BEGIN LISTED RECORDS

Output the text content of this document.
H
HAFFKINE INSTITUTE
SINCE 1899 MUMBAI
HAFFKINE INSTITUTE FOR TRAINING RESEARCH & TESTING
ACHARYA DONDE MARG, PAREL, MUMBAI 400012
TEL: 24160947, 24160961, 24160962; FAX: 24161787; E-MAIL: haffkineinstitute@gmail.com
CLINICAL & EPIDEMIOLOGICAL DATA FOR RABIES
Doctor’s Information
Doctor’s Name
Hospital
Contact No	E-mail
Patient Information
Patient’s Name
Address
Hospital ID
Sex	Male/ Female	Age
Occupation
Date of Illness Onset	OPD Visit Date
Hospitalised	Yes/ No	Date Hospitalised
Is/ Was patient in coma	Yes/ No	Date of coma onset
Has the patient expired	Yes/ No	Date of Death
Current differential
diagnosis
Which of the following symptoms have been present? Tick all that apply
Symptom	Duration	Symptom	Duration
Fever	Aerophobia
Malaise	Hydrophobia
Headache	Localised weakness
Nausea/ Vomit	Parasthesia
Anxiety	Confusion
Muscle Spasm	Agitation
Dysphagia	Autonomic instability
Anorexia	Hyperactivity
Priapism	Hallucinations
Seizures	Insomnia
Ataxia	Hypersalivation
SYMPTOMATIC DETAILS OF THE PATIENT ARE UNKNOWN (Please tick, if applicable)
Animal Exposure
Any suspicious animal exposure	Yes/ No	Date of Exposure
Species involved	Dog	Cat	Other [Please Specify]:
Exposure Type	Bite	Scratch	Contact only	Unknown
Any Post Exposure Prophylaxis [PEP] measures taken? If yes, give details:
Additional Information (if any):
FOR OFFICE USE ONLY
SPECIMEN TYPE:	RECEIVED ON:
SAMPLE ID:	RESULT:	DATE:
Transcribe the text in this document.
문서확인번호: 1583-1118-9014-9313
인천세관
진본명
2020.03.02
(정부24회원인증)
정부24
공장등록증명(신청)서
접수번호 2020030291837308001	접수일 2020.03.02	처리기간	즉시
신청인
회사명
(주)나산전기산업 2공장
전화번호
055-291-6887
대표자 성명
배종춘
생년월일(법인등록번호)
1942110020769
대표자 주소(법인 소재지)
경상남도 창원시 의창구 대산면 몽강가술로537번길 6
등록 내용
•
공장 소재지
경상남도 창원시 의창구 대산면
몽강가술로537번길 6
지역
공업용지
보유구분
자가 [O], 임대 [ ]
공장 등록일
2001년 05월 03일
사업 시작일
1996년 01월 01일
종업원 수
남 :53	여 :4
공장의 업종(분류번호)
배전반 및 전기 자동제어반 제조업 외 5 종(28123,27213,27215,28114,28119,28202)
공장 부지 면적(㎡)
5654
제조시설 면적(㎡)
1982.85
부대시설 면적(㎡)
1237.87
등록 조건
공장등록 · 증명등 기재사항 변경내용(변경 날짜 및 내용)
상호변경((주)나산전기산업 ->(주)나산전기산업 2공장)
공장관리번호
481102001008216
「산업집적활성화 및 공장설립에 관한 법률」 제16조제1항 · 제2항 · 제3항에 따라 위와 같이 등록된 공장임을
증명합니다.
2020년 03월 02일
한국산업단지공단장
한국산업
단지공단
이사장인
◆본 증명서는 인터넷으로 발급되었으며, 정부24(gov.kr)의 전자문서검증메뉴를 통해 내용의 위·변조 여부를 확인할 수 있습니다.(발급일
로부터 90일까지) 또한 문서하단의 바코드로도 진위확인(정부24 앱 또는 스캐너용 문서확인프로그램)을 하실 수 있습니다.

END LISTED RECORDS

▸ BRIEF
Collect each line of the entries that has the word "document", copying it in full.

▸ TASK ANSWER
Output the text content of this document.
Transcribe the text in this document.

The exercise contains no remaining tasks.